> **Problem requirements**: Go through the listing beneath this task and return every line that carries the string "Volatility".

> **Extracted information**:

start

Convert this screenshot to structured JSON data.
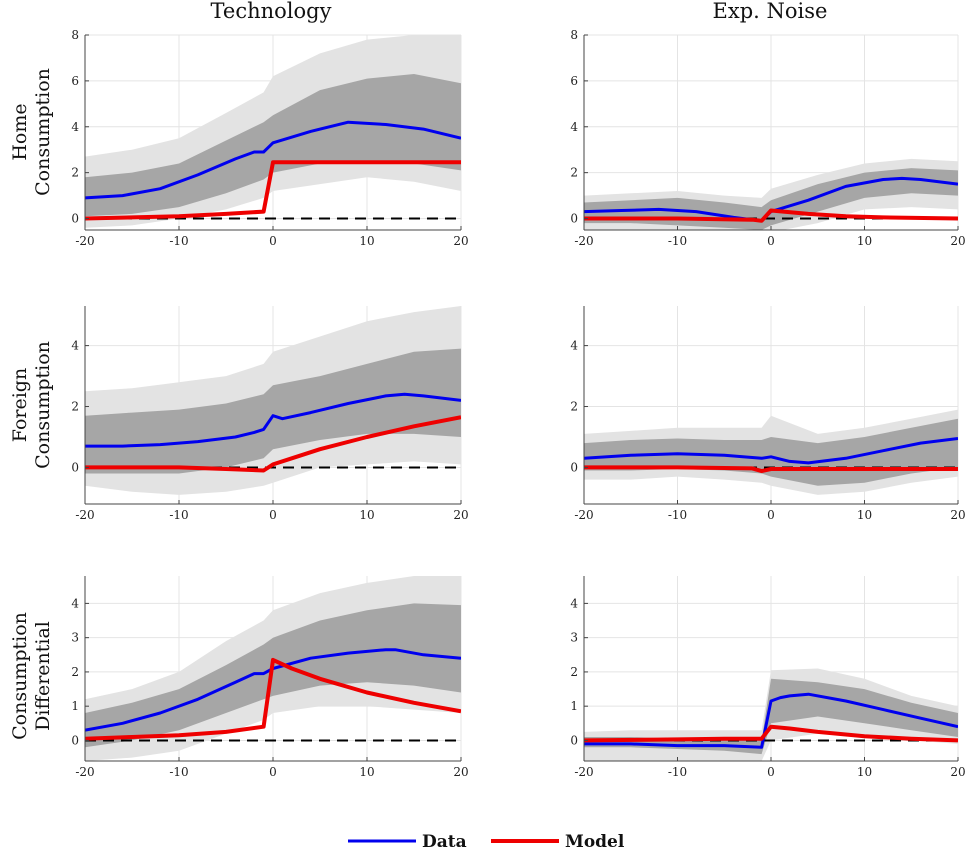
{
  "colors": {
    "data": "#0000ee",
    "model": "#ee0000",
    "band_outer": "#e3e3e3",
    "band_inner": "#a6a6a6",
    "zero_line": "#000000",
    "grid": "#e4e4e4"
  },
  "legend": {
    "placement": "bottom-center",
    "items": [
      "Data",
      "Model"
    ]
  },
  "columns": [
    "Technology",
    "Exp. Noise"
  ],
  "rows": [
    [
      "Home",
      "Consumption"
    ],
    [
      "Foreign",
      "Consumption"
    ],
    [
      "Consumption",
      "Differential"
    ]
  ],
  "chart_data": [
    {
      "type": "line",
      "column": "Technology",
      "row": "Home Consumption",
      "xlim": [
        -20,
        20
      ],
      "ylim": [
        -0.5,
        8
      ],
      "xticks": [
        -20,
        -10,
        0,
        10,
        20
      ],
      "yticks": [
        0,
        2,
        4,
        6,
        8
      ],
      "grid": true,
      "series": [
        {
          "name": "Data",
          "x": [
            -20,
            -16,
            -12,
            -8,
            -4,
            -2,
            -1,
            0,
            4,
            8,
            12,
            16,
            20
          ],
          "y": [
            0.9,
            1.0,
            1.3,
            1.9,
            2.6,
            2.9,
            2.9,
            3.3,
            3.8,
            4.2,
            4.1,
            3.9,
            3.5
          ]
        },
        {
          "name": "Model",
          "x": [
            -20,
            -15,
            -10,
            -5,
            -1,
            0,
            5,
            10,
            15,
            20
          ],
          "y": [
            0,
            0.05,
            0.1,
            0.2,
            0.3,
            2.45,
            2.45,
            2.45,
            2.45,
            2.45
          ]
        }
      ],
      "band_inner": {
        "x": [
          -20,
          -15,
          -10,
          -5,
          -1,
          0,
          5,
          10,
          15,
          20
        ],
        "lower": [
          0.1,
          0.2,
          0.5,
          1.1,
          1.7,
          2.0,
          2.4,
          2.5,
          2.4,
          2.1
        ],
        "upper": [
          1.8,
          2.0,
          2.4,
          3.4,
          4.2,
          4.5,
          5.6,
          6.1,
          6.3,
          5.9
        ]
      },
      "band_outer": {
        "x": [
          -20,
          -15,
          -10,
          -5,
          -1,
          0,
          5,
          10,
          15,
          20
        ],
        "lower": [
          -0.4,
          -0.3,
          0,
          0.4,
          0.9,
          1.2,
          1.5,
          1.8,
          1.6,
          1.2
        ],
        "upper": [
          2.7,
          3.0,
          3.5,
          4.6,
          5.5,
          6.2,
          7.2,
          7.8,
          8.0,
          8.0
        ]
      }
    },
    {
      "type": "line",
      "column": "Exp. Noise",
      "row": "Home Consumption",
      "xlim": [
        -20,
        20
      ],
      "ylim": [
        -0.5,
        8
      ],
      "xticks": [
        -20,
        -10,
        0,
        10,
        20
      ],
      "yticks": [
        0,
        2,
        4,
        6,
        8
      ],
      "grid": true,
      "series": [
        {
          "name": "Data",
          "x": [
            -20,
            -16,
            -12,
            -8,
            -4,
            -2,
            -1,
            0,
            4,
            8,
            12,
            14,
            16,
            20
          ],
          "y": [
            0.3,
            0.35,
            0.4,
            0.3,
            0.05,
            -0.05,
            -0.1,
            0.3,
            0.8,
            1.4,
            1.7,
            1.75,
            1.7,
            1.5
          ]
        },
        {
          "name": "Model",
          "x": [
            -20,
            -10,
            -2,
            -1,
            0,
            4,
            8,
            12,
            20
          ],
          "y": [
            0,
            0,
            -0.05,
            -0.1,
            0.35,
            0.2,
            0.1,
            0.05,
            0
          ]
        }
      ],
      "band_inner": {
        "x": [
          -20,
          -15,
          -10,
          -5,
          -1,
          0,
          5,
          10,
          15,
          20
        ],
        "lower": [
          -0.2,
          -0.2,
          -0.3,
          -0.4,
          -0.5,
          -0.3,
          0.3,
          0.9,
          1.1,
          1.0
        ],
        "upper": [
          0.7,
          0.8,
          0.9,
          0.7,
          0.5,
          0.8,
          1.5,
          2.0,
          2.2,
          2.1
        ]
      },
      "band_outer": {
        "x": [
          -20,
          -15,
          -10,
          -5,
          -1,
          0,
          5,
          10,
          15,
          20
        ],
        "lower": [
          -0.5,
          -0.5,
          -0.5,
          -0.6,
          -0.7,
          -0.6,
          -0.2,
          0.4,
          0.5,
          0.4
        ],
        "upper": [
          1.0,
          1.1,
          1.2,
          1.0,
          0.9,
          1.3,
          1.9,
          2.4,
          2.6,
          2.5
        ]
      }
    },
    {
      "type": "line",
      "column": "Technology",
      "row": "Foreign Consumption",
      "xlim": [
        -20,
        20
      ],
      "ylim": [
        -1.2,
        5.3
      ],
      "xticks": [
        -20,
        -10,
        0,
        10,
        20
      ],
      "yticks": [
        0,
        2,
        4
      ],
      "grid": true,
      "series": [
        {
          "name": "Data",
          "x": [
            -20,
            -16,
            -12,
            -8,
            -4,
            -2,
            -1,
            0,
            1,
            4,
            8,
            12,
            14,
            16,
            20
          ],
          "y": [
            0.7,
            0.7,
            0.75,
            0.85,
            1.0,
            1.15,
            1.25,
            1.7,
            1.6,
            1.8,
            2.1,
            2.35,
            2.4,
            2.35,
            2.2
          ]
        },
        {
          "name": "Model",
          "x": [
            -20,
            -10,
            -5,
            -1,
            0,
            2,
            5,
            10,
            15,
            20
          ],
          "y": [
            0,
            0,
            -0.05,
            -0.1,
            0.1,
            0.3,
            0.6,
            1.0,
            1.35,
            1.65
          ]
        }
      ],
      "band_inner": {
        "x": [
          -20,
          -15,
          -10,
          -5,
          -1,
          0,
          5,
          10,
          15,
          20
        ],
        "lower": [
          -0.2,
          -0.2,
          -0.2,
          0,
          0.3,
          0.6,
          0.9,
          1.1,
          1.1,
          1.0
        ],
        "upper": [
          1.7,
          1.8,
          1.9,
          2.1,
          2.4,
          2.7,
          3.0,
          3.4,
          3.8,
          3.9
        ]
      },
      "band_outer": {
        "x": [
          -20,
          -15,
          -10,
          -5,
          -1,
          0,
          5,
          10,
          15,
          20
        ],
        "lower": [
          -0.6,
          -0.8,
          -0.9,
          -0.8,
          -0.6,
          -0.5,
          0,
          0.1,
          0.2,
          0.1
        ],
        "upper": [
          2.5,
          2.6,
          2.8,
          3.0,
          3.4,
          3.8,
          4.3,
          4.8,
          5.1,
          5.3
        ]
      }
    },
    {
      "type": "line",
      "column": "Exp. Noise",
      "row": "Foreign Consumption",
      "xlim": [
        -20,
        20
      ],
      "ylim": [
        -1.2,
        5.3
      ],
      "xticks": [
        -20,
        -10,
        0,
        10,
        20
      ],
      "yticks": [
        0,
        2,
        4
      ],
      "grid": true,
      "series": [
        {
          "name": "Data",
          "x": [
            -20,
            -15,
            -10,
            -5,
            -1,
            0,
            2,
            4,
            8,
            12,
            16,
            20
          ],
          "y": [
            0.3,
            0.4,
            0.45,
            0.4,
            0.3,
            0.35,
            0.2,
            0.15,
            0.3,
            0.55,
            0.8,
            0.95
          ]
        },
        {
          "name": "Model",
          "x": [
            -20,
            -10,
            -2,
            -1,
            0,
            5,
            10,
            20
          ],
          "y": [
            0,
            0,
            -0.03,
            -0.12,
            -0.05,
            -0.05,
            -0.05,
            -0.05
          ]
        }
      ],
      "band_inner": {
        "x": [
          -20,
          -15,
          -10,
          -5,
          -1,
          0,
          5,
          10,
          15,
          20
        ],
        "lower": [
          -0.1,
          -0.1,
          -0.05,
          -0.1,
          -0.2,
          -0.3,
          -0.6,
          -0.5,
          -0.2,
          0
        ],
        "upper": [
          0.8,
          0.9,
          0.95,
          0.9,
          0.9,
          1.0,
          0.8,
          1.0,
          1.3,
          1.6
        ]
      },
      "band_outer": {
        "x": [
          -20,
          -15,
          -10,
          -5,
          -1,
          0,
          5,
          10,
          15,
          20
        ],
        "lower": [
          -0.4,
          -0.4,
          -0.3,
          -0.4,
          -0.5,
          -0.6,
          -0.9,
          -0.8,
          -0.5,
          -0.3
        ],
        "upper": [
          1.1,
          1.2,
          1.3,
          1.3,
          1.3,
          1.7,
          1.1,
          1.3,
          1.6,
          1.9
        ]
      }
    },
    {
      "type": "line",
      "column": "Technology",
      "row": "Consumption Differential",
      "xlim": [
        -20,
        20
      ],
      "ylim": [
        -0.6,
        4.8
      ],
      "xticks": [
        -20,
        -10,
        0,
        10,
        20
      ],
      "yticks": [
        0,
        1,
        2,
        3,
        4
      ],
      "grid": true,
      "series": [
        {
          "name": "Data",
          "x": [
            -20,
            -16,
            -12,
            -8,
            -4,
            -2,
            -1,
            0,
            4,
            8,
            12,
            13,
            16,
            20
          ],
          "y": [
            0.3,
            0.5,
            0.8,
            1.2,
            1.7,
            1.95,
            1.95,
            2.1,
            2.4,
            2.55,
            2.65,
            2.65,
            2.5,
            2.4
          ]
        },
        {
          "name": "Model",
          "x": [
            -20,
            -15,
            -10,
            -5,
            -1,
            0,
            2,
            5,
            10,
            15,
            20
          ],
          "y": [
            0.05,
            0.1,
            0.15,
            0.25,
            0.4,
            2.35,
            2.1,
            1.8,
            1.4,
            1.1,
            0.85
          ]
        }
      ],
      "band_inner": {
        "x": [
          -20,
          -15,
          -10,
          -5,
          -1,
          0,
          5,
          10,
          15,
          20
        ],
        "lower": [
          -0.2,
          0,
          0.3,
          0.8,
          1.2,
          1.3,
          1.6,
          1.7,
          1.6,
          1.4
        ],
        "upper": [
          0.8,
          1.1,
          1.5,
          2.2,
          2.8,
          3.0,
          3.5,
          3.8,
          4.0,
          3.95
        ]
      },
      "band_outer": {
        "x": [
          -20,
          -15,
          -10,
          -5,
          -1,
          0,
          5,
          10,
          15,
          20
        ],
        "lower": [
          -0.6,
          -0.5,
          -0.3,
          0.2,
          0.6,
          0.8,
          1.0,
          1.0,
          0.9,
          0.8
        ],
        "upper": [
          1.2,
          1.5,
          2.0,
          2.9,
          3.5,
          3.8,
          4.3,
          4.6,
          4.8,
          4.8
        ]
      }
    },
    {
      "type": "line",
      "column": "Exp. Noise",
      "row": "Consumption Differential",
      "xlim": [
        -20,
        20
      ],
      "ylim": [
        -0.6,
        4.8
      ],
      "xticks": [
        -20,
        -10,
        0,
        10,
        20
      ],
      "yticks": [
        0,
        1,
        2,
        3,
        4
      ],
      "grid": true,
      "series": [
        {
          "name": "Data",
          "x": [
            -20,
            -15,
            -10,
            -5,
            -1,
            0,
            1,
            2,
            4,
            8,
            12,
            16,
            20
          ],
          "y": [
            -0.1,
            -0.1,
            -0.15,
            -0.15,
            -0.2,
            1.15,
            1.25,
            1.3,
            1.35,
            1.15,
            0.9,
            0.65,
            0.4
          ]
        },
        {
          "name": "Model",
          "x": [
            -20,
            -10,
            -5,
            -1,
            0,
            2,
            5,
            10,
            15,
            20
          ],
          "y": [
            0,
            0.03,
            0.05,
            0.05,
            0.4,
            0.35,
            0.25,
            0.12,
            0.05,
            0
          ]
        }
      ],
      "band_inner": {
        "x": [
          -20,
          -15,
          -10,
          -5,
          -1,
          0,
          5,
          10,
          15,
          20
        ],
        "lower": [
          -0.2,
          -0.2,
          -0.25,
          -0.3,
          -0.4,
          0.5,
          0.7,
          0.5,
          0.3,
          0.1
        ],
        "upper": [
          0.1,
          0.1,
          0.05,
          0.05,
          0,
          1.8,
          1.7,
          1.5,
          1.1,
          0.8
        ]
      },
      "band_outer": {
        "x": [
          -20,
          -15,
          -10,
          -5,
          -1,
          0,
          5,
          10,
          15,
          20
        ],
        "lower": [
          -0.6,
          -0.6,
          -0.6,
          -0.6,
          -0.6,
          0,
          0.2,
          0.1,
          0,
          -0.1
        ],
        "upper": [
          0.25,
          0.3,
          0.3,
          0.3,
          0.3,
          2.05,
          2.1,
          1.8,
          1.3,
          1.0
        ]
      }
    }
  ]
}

end
start

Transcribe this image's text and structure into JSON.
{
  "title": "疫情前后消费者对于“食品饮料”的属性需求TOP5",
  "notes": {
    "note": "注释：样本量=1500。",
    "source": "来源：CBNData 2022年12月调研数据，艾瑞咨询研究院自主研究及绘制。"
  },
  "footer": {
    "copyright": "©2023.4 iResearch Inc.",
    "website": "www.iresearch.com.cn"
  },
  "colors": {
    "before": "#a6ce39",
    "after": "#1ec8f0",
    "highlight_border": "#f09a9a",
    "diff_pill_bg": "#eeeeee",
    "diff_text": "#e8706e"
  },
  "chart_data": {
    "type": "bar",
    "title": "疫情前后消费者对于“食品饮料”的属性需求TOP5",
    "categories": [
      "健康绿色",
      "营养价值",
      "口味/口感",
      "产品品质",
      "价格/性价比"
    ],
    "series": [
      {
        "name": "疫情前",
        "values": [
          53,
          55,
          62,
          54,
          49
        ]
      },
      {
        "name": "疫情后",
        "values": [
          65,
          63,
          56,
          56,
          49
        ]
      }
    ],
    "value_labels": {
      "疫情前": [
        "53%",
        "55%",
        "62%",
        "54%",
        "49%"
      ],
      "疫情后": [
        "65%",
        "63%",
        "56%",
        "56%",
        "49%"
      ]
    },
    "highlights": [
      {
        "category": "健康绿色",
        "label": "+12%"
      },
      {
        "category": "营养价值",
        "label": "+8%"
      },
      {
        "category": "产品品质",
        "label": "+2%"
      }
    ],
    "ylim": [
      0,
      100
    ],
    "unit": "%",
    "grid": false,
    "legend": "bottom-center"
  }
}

end
start

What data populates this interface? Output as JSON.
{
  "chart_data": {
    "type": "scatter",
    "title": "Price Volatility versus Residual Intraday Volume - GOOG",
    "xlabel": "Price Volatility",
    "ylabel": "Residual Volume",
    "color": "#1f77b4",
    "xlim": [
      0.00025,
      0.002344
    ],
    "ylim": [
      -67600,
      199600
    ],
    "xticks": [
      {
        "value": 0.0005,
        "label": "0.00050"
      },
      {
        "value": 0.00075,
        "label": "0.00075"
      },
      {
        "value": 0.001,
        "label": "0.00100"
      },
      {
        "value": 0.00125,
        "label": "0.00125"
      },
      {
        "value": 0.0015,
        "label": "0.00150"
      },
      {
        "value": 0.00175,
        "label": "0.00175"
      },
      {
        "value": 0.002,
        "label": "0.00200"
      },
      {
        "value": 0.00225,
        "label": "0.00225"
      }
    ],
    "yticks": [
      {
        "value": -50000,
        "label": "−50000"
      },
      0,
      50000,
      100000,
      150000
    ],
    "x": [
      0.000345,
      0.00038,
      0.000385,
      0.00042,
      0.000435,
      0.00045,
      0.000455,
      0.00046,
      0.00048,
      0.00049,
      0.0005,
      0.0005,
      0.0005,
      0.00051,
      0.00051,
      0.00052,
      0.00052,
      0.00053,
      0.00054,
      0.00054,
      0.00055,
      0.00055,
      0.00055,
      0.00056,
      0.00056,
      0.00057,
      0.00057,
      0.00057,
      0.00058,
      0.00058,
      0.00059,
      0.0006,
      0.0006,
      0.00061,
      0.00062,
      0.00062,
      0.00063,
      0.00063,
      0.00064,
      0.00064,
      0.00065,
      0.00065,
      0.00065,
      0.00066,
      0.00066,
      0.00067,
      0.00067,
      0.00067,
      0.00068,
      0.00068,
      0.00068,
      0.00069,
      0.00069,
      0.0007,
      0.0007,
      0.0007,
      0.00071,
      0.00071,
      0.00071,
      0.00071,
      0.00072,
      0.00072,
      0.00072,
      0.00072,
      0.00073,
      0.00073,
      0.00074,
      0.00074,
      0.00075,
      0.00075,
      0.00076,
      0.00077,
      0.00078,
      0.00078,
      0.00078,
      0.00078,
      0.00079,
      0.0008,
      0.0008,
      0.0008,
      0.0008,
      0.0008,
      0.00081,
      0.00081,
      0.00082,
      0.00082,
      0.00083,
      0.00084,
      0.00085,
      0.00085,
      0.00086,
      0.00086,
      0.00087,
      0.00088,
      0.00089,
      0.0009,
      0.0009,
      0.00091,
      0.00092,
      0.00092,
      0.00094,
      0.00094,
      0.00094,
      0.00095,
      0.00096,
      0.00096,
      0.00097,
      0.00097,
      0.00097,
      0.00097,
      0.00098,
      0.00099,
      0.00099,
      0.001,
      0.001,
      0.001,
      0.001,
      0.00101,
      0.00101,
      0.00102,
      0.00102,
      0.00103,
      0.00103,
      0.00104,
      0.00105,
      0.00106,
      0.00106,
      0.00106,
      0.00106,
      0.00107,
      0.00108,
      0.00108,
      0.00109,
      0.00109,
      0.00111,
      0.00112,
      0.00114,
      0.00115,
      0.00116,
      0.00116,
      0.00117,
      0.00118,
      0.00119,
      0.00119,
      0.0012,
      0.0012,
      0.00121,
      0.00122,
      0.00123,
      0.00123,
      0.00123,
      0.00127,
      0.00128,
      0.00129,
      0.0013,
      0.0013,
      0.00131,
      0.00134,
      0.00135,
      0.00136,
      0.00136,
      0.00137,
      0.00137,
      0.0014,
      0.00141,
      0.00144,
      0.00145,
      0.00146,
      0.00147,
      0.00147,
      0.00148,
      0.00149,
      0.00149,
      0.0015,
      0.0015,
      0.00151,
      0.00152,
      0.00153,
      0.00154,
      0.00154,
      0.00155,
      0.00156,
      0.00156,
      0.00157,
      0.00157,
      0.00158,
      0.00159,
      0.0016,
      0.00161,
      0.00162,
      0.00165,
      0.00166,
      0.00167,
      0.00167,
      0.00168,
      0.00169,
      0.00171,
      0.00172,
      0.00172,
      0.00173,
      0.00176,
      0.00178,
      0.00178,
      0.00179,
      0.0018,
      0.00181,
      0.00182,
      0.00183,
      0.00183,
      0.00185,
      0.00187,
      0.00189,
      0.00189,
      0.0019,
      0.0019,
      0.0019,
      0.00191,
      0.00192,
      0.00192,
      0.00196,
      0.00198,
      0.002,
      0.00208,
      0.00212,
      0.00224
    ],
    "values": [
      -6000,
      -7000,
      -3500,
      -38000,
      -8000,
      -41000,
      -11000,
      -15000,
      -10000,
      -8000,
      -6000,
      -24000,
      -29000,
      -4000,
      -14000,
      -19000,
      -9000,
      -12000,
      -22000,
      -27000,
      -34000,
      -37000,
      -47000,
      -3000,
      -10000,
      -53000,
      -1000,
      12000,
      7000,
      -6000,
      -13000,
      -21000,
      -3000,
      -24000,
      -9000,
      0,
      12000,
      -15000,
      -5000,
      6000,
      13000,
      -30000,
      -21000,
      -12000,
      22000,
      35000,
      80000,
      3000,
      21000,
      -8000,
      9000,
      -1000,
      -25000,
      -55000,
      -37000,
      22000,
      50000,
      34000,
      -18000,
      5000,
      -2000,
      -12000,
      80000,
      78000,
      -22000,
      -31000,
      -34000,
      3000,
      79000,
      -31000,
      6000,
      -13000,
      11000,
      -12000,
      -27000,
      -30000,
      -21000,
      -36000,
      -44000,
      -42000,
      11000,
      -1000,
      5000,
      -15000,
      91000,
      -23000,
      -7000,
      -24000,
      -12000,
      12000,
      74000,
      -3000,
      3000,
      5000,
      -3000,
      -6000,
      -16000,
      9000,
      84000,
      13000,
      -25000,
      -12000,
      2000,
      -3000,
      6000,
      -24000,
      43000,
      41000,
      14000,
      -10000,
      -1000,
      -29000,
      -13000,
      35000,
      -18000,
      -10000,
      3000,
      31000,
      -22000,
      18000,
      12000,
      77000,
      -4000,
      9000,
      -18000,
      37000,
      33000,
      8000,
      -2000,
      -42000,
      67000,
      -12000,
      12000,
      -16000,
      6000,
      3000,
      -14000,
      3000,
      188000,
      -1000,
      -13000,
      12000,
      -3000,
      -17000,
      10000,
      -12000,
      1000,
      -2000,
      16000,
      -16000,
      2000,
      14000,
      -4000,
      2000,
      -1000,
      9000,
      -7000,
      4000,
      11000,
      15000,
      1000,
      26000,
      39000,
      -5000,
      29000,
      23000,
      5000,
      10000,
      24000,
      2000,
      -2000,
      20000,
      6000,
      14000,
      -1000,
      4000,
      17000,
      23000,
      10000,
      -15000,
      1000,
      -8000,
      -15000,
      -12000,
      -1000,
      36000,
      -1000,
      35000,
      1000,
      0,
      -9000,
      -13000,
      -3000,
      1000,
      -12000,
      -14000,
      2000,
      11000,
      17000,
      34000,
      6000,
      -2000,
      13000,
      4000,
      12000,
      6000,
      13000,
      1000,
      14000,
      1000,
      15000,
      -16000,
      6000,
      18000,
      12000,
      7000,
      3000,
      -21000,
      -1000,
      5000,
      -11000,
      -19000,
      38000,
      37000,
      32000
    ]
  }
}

end

> **Exercise result**:
    "title": "Price Volatility versus Residual Intraday Volume - GOOG",
    "xlabel": "Price Volatility",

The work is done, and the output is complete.